(EXERCISE PROMPT) Take the data below and repeat it exactly.

#### RECORDED DATA ####

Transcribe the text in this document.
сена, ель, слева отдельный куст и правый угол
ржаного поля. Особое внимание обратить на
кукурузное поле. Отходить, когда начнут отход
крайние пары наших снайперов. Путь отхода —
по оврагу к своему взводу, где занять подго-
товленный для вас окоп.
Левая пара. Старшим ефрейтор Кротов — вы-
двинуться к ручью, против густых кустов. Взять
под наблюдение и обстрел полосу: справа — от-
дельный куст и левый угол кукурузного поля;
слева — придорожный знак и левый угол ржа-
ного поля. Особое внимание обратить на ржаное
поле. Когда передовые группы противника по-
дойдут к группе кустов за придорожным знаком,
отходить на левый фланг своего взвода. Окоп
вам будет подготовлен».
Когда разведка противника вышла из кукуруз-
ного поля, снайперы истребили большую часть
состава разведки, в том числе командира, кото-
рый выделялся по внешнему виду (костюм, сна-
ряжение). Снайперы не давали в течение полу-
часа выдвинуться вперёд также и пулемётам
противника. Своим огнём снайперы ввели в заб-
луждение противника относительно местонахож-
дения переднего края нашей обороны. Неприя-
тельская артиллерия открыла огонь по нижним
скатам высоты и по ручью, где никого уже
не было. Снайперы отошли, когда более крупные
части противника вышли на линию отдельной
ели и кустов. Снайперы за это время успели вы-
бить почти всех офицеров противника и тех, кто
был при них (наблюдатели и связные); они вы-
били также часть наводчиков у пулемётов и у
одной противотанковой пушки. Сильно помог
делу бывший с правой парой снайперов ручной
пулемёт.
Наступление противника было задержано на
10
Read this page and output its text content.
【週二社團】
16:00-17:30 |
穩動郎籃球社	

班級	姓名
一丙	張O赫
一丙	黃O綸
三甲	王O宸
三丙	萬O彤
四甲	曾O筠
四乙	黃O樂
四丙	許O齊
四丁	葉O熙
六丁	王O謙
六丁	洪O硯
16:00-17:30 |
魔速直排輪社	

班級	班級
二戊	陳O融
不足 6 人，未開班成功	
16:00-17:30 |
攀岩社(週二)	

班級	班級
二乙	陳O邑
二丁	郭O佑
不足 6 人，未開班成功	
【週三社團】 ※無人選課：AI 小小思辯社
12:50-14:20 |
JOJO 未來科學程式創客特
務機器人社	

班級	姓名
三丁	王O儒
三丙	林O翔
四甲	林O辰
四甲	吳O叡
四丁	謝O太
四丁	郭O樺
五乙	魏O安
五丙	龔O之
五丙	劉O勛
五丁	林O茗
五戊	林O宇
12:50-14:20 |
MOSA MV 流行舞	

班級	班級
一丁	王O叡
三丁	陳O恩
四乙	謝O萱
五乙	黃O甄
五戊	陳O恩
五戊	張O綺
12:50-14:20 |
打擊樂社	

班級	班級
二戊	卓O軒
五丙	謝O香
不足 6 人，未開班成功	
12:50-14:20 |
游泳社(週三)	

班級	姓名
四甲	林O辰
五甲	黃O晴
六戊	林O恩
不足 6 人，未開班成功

####

(WRITTEN RESPONSE)
Transcribe the text in this document.
сена, ель, слева отдельный куст и правый угол
ржаного поля. Особое внимание обратить на
кукурузное поле. Отходить, когда начнут отход
крайние пары наших снайперов. Путь отхода —
по оврагу к своему взводу, где занять подго-
товленный для вас окоп.
Левая пара. Старшим ефрейтор Кротов — вы-
двинуться к ручью, против густых кустов. Взять
под наблюдение и обстрел полосу: справа — от-
дельный куст и левый угол кукурузного поля;
слева — придорожный знак и левый угол ржа-
ного поля. Особое внимание обратить на ржаное
поле. Когда передовые группы противника по-
дойдут к группе кустов за придорожным знаком,
отходить на левый фланг своего взвода. Окоп
вам будет подготовлен».
Когда разведка противника вышла из кукуруз-
ного поля, снайперы истребили большую часть
состава разведки, в том числе командира, кото-
рый выделялся по внешнему виду (костюм, сна-
ряжение). Снайперы не давали в течение полу-
часа выдвинуться вперёд также и пулемётам
противника. Своим огнём снайперы ввели в заб-
луждение противника относительно местонахож-
дения переднего края нашей обороны. Неприя-
тельская артиллерия открыла огонь по нижним
скатам высоты и по ручью, где никого уже
не было. Снайперы отошли, когда более крупные
части противника вышли на линию отдельной
ели и кустов. Снайперы за это время успели вы-
бить почти всех офицеров противника и тех, кто
был при них (наблюдатели и связные); они вы-
били также часть наводчиков у пулемётов и у
одной противотанковой пушки. Сильно помог
делу бывший с правой парой снайперов ручной
пулемёт.
Наступление противника было задержано на
10
Read this page and output its text content.
【週二社團】
16:00-17:30 |
穩動郎籃球社	

班級	姓名
一丙	張O赫
一丙	黃O綸
三甲	王O宸
三丙	萬O彤
四甲	曾O筠
四乙	黃O樂
四丙	許O齊
四丁	葉O熙
六丁	王O謙
六丁	洪O硯
16:00-17:30 |
魔速直排輪社	

班級	班級
二戊	陳O融
不足 6 人，未開班成功	
16:00-17:30 |
攀岩社(週二)	

班級	班級
二乙	陳O邑
二丁	郭O佑
不足 6 人，未開班成功	
【週三社團】 ※無人選課：AI 小小思辯社
12:50-14:20 |
JOJO 未來科學程式創客特
務機器人社	

班級	姓名
三丁	王O儒
三丙	林O翔
四甲	林O辰
四甲	吳O叡
四丁	謝O太
四丁	郭O樺
五乙	魏O安
五丙	龔O之
五丙	劉O勛
五丁	林O茗
五戊	林O宇
12:50-14:20 |
MOSA MV 流行舞	

班級	班級
一丁	王O叡
三丁	陳O恩
四乙	謝O萱
五乙	黃O甄
五戊	陳O恩
五戊	張O綺
12:50-14:20 |
打擊樂社	

班級	班級
二戊	卓O軒
五丙	謝O香
不足 6 人，未開班成功	
12:50-14:20 |
游泳社(週三)	

班級	姓名
四甲	林O辰
五甲	黃O晴
六戊	林O恩
不足 6 人，未開班成功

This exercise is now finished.